**RECORDS FOR PROCESSING:**
================================
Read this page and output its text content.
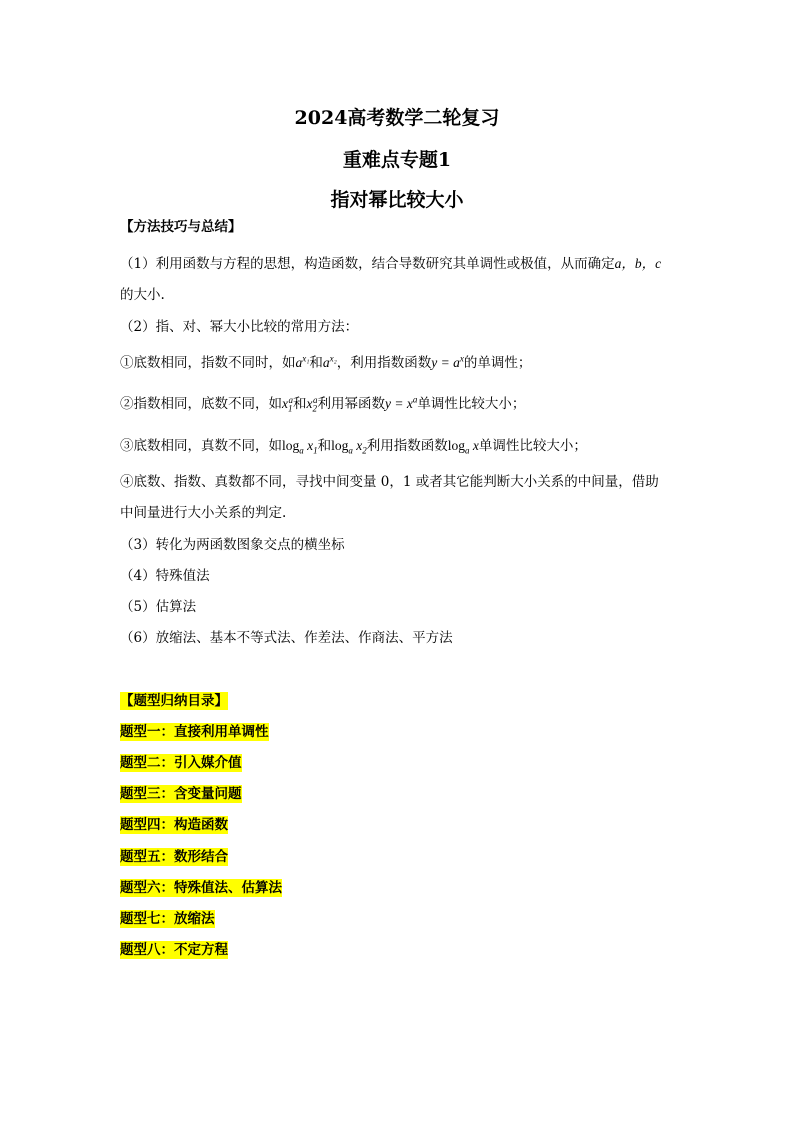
2024高考数学二轮复习
重难点专题1
指对幂比较大小
【方法技巧与总结】
（1）利用函数与方程的思想，构造函数，结合导数研究其单调性或极值，从而确定a，b，c
的大小.
（2）指、对、幂大小比较的常用方法：
①底数相同，指数不同时，如$a^{x_1}$和$a^{x_2}$，利用指数函数$y = a^x$的单调性；
②指数相同，底数不同，如$x_1^a$和$x_2^a$利用幂函数$y = x^a$单调性比较大小；
③底数相同，真数不同，如$\log_a x_1$和$\log_a x_2$利用指数函数$\log_a x$单调性比较大小；
④底数、指数、真数都不同，寻找中间变量 0，1 或者其它能判断大小关系的中间量，借助
中间量进行大小关系的判定.
（3）转化为两函数图象交点的横坐标
（4）特殊值法
（5）估算法
（6）放缩法、基本不等式法、作差法、作商法、平方法
【题型归纳目录】
题型一：直接利用单调性
题型二：引入媒介值
题型三：含变量问题
题型四：构造函数
题型五：数形结合
题型六：特殊值法、估算法
题型七：放缩法
题型八：不定方程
================================
**SHORT TASK:** Take the records above and transcribe them exactly, dropping every picture.

**THE COMPLETED TASK:**
Read this page and output its text content.
2024高考数学二轮复习
重难点专题1
指对幂比较大小
【方法技巧与总结】
（1）利用函数与方程的思想，构造函数，结合导数研究其单调性或极值，从而确定a，b，c
的大小.
（2）指、对、幂大小比较的常用方法：
①底数相同，指数不同时，如$a^{x_1}$和$a^{x_2}$，利用指数函数$y = a^x$的单调性；
②指数相同，底数不同，如$x_1^a$和$x_2^a$利用幂函数$y = x^a$单调性比较大小；
③底数相同，真数不同，如$\log_a x_1$和$\log_a x_2$利用指数函数$\log_a x$单调性比较大小；
④底数、指数、真数都不同，寻找中间变量 0，1 或者其它能判断大小关系的中间量，借助
中间量进行大小关系的判定.
（3）转化为两函数图象交点的横坐标
（4）特殊值法
（5）估算法
（6）放缩法、基本不等式法、作差法、作商法、平方法
【题型归纳目录】
题型一：直接利用单调性
题型二：引入媒介值
题型三：含变量问题
题型四：构造函数
题型五：数形结合
题型六：特殊值法、估算法
题型七：放缩法
题型八：不定方程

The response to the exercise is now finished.